§ **Page extract**
<<<<

Rachel Lynn Lindsay-Abasolo (born April 21, 1985) is an American media personality and attorney. She is best known for her role as a contestant on the twenty-first season of ABC's The Bachelor and as the lead of its spinoff, The Bachelorette, in its thirteenth season. She was the first African-American lead in the Bachelor franchise. Lindsay is married to the winner of her Bachelorette season, chiropractor Bryan Abasolo. She is a correspondent for Extra as well as a co-host of the Higher Learning podcast alongside Van Lathan on The Ringer platform. Lindsay was also a partial owner of the FCF Shoulda Been Stars Indoor Football Team.

Early life and education
Born and raised in Dallas, Lindsay is the daughter of beauty consultant and former computer programmer Kathy and federal judge Sam A. Lindsay. She has an older sister, Constance, and a younger sister, Heather.

Lindsay obtained her Bachelor's degree from The University of Texas at Austin where she studied kinesiology and sports management and is a member of Delta Sigma Theta sorority. She received her J.D. degree from Marquette University in Milwaukee, Wisconsin. Lindsay became licensed to practice in the state of Texas on November 4, 2011.

Career
Lindsay worked as a legislative intern for Texas State Senator Royce West and had interned with the Milwaukee Bucks. She then worked at the law firm Cooper & Scully, P.C.

In July 2018, Lindsay was a guest host on ESPN's First Take.  Later that year, she started hosting Football Frenzy, a new ESPN radio show, alongside former Dallas Cowboys Linebacker Bobby Carpenter.

>>>>

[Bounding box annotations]
<<<<

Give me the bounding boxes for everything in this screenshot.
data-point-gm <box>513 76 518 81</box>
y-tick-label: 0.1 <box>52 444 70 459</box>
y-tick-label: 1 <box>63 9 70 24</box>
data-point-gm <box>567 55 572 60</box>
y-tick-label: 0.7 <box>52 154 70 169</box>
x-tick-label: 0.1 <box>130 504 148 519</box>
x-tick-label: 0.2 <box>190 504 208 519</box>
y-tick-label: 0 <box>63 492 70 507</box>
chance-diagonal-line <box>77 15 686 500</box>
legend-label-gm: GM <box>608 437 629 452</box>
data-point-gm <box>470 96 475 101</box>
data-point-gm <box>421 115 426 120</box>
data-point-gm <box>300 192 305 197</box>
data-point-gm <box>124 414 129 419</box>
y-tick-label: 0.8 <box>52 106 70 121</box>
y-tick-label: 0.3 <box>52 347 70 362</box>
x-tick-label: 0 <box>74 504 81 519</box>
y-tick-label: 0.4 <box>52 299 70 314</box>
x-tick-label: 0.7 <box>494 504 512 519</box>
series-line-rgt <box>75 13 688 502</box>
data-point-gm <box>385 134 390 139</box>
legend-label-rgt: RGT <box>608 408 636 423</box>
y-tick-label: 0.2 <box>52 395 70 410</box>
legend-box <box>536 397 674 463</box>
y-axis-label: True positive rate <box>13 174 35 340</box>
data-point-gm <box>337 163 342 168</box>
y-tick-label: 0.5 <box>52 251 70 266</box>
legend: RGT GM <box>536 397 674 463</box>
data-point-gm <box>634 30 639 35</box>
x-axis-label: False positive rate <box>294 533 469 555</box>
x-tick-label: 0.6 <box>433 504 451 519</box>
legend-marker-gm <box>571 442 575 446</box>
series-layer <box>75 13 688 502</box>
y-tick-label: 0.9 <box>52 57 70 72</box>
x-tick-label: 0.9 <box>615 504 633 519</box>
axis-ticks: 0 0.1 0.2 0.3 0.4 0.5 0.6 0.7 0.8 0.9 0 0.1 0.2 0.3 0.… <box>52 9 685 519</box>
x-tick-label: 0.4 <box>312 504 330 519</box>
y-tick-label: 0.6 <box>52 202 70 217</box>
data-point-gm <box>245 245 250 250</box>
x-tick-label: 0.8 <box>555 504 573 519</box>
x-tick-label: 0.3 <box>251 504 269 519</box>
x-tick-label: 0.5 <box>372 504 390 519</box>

>>>>

§ **Requests**
1. Answer these questions from the Rachel Lindsay biography:
(a) Which sorority is Lindsay a member of?
(b) Who co-hosts the Higher Learning podcast with her?
(c) Who hosted Football Frenzy alongside her?
2. Carry on the Rachel Lindsay biography from its final sentence, in the same style.

§ **Answers to the exercise**
1.
(a) Delta Sigma Theta
(b) Van Lathan
(c) Bobby Carpenter, a former Dallas Cowboys linebacker

2.
In May 2020, Lindsay launched a podcast Higher Learning with co-host Van Lathan. She has also been a co-host of the Bachelor Happy Hour podcast since it debuted in July 2019.

Lindsay was one of five partial owners of the FCF Wild Aces, an indoor football team that was part of Fan Controlled Football. After the team disbanded, she continued her role as partial owner of the team's new iteration, the FCF Shoulda Been Stars.

On January 25, 2022, she released her book, Miss Me With That: Hot Takes, Helpful Tidbits, and a Few Hard Truths.

Television shows

The Bachelor

Lindsay was a contestant on Nick Viall's season of The Bachelor. She received the first impression rose on night one. She placed third overall, losing to runner-up Raven Gates and winner Vanessa Grimaldi.

The Bachelorette

Lindsay was announced as the Bachelorette on February 13, 2017, while she was still in contention for Nick Viall's final rose. For Lindsay's season ABC had cast the most diverse cast in Bachelor franchise history. In the end, Lindsay  chose Miami native Bryan Abasolo, a doctor of chiropractic, over Peter. The engaged couple lived in Dallas  before moving to Miami in early 2019. They married in August 2019.

Lindsay returned with Abasolo during Becca Kufrin's season of The Bachelorette to host the first group date. She also made an appearance during season 16 of The Bachelorette which first featured Clare Crawley as the lead followed by Tayshia Adams.

The Bachelor Winter Games 
Lindsay appeared in one episode of The Bachelor Winter Games where she judged a kissing contest along with JoJo Fletcher and Arie Luyendyk.

Ghosted: Love Gone Missing 
On September 10, 2019, Ghosted: Love Gone Missing premiered on MTV, the series is hosted by Lindsay alongside artist and actor Travis Mills. In this series, Mills and Lindsay assist people in confronting former friends or partners after being ghosted.

Judge Rachel's Court 
In May 2020, it was announced that Lindsay was in talks with 20th Television to host and co-executive produce a syndicated court show, Judge Rachel's Court, expected to debut in September 2021.

Extra
Lindsay started working for Extra as a special correspondent in 2019. In August 2020, it was announced that she would be a full-time correspondent for season 27. She started her tenure on September 8.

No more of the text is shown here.